(Items from a data source)
☆ ☆ ☆ ☆ ☆ ☆ ☆
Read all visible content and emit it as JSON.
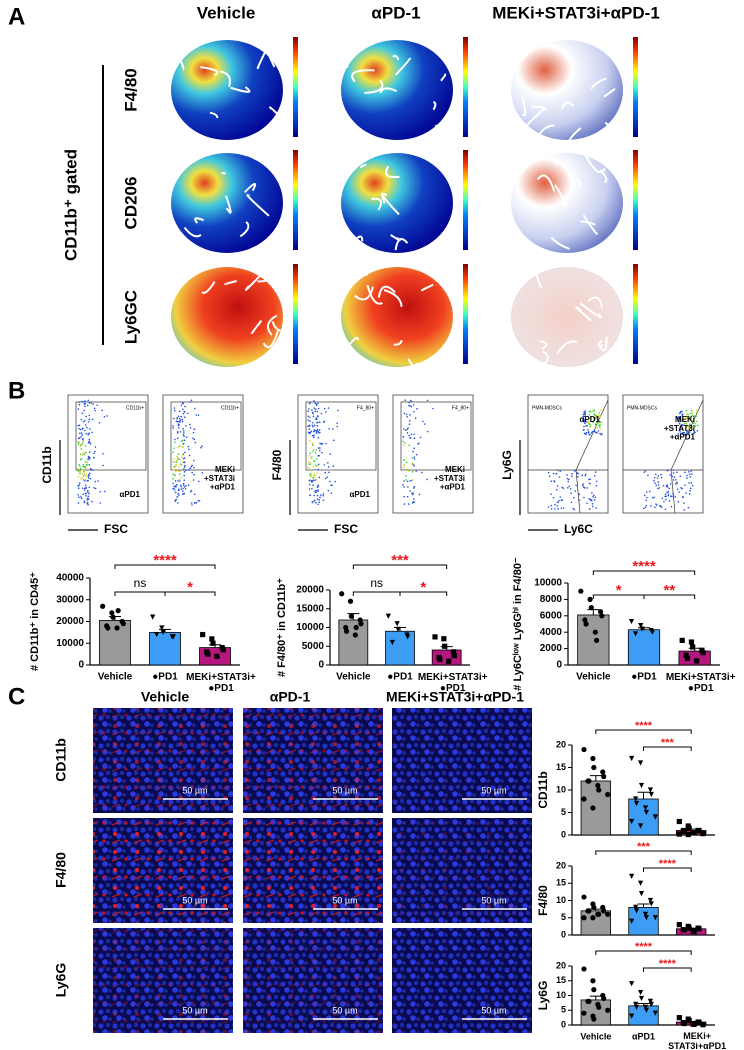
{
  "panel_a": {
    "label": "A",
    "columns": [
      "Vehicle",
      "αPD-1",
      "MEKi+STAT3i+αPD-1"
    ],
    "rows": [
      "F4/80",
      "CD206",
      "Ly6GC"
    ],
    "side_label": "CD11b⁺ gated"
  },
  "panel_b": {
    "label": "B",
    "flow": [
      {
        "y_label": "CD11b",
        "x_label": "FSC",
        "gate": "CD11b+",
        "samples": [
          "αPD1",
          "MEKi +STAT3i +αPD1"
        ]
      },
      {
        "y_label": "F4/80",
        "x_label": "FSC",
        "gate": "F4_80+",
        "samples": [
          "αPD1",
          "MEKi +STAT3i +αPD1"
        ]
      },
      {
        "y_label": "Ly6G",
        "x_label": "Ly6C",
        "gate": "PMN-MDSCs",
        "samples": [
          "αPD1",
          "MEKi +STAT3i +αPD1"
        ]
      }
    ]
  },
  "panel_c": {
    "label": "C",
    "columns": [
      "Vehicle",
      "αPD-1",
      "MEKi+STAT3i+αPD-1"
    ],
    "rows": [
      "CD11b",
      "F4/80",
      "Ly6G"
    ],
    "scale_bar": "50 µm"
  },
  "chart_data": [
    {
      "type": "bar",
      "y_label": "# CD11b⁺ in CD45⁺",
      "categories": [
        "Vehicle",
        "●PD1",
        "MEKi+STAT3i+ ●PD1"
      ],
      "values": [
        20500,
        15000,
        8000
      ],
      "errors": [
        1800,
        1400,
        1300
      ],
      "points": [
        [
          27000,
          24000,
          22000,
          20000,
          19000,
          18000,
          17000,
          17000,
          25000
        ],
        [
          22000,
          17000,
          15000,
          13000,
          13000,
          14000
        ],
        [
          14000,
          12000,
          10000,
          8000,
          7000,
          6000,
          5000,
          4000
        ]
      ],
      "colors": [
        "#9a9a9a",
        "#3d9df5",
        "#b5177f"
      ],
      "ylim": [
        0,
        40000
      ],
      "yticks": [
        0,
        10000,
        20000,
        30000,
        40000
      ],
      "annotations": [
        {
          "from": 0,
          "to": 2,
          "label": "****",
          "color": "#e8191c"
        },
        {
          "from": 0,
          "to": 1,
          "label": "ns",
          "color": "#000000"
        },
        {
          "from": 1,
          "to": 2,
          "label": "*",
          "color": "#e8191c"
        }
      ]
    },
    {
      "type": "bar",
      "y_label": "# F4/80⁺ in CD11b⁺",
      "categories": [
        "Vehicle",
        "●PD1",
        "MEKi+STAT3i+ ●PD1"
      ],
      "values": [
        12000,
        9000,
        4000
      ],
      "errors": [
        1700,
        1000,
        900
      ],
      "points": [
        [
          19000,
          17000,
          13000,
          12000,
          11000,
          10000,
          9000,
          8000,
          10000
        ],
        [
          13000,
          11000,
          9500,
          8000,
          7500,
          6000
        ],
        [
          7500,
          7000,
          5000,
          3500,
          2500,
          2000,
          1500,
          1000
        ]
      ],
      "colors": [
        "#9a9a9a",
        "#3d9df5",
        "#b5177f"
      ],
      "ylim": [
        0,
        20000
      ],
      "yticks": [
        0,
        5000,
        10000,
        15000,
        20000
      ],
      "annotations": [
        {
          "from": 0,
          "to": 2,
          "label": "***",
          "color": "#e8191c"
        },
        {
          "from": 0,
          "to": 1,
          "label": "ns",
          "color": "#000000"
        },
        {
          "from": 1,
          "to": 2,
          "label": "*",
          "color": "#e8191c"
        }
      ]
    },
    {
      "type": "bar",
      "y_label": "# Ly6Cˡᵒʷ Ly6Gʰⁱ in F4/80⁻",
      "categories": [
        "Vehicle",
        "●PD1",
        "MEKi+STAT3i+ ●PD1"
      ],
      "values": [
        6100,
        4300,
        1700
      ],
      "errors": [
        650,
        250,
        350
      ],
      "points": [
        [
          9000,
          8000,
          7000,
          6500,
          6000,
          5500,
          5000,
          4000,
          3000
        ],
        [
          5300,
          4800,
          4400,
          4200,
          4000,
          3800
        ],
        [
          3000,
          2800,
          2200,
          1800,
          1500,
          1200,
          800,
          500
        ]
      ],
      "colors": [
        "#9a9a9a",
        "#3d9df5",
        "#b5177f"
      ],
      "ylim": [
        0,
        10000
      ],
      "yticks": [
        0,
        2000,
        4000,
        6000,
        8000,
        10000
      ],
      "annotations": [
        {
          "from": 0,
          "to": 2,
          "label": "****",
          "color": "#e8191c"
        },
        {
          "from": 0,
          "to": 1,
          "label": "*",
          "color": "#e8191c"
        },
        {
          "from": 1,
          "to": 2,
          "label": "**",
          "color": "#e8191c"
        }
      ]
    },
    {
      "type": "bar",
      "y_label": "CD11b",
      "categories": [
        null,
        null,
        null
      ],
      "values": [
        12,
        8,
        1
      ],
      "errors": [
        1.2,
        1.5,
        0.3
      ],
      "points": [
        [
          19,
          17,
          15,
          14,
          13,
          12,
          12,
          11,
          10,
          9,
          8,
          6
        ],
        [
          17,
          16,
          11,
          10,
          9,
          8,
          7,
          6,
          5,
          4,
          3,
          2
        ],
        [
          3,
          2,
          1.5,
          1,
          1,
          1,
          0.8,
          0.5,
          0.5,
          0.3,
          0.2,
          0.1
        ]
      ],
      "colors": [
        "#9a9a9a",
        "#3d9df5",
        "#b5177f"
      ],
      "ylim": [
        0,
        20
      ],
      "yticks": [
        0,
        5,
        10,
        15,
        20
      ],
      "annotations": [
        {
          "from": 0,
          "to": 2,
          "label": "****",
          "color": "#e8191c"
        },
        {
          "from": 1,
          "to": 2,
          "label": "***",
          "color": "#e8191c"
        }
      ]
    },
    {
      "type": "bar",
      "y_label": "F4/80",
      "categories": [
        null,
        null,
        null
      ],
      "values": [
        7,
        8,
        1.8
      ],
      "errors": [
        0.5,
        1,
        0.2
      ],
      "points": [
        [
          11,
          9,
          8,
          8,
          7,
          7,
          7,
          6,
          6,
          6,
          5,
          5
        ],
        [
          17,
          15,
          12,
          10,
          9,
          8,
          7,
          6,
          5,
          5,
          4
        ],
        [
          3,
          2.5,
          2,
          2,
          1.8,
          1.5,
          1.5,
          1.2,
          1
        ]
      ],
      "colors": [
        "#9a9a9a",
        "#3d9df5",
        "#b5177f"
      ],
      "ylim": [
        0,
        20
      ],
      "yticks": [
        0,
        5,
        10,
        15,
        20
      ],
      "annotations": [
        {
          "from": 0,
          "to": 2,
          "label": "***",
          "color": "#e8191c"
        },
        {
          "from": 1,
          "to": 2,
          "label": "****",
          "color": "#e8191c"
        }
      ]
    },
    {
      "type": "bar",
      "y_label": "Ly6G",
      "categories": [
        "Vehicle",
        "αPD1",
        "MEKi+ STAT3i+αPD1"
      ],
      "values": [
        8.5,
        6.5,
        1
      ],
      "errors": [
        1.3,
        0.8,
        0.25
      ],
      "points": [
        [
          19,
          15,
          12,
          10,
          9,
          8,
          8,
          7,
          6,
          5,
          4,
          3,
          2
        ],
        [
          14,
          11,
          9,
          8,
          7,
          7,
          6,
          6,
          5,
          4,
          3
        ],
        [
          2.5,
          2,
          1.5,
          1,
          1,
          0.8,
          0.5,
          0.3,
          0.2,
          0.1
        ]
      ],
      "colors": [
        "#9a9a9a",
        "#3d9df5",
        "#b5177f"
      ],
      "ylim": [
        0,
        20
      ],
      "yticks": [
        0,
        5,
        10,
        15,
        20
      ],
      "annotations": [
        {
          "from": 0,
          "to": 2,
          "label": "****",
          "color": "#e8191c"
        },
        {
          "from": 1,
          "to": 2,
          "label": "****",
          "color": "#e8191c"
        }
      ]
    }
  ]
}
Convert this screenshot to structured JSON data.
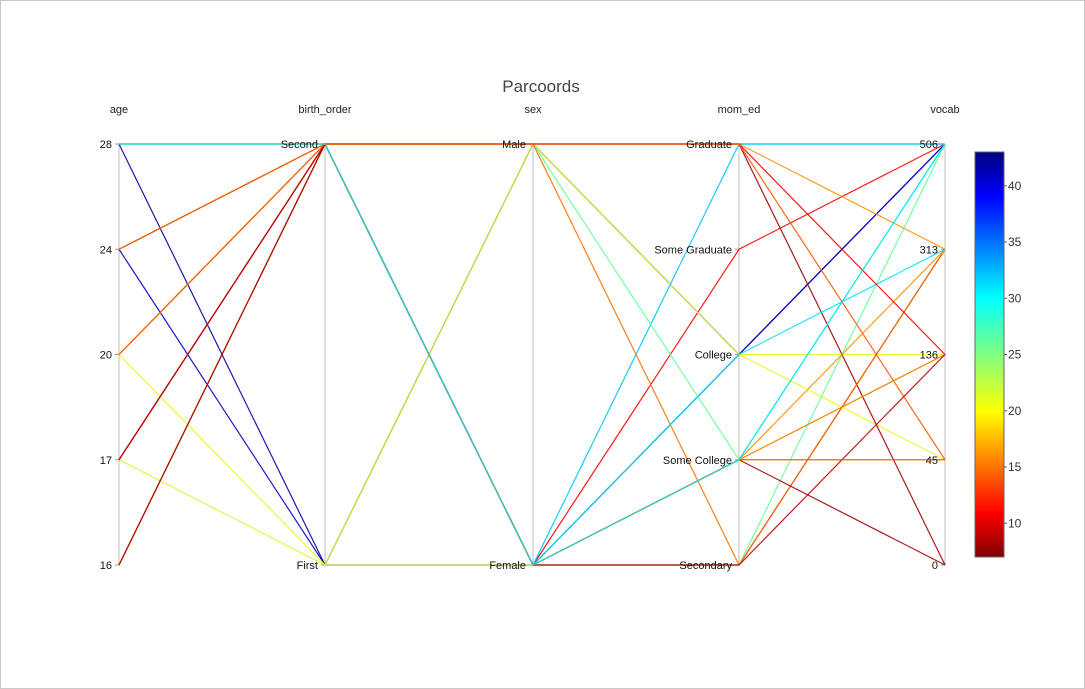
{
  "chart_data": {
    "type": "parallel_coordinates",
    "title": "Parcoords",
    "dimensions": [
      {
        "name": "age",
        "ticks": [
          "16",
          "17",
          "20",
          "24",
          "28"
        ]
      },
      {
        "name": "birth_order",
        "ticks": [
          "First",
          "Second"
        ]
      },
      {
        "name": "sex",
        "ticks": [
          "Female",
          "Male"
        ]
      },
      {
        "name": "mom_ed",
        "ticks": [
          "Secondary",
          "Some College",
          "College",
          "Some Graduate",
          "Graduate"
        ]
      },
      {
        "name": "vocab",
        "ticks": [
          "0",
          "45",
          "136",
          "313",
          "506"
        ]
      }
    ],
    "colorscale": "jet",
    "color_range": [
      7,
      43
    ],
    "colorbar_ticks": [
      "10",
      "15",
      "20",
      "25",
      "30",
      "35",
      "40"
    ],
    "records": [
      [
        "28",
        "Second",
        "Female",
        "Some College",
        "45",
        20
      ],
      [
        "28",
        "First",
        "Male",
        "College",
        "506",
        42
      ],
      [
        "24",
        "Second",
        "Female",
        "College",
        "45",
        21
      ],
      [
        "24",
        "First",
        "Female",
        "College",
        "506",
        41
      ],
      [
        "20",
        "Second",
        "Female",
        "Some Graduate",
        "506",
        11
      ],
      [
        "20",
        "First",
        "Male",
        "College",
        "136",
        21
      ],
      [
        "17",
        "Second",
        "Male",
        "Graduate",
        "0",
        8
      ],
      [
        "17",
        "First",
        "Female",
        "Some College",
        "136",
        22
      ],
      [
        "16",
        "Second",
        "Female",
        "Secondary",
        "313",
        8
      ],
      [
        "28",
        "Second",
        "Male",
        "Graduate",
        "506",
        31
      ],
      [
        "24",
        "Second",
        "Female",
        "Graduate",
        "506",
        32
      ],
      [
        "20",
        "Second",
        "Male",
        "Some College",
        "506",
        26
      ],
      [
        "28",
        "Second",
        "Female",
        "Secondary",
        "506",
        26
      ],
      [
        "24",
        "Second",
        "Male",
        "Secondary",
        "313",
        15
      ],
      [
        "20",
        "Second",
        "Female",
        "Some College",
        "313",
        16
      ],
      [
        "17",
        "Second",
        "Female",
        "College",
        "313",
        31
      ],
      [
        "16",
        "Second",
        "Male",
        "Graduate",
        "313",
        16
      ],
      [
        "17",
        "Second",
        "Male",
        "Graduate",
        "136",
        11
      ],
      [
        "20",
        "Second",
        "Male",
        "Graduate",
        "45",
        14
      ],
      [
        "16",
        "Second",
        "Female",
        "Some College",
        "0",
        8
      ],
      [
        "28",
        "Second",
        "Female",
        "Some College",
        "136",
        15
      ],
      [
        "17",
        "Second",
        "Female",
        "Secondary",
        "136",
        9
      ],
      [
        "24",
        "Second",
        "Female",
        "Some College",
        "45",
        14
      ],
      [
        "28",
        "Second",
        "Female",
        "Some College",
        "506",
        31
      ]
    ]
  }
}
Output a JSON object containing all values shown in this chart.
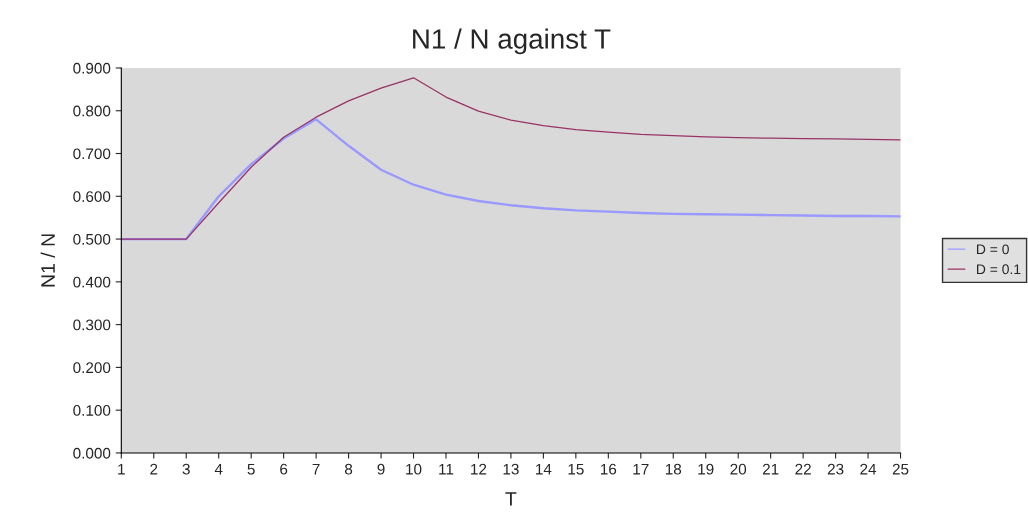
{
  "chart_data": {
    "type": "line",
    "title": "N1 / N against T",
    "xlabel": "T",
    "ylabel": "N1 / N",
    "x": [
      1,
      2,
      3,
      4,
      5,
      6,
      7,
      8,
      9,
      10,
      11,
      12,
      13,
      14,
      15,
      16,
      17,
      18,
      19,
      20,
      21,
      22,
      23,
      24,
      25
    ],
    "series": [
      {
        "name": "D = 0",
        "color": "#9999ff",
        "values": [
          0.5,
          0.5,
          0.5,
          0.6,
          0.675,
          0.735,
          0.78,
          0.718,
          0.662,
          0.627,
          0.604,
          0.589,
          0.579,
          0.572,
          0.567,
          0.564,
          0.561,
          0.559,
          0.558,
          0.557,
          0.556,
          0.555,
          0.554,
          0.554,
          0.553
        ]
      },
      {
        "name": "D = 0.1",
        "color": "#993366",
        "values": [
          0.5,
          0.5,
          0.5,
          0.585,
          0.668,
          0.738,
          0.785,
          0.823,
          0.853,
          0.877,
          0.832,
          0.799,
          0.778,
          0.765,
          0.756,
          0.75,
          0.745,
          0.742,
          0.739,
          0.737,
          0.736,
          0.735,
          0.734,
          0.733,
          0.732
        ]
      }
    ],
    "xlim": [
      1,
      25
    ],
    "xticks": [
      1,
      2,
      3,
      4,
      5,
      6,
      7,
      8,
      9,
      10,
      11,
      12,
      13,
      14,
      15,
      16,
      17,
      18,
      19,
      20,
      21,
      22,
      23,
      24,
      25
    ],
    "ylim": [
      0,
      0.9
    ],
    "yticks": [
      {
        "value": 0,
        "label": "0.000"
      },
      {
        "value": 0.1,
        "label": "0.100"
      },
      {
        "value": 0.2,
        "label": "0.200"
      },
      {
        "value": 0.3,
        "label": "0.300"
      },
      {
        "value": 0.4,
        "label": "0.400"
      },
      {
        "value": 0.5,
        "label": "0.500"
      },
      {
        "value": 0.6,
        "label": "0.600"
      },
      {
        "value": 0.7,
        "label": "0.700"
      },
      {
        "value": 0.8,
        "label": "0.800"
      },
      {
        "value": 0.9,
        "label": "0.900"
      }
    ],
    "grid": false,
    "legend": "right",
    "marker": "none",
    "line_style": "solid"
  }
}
☆ ☆ ☆ ☆ ☆ ☆ ☆
● **Exercise prompt**:
In the listing, find each line with the string "title" and copy it.

● **Solution**:
    "title": "Parcoords",
    "title": "N1 / N against T",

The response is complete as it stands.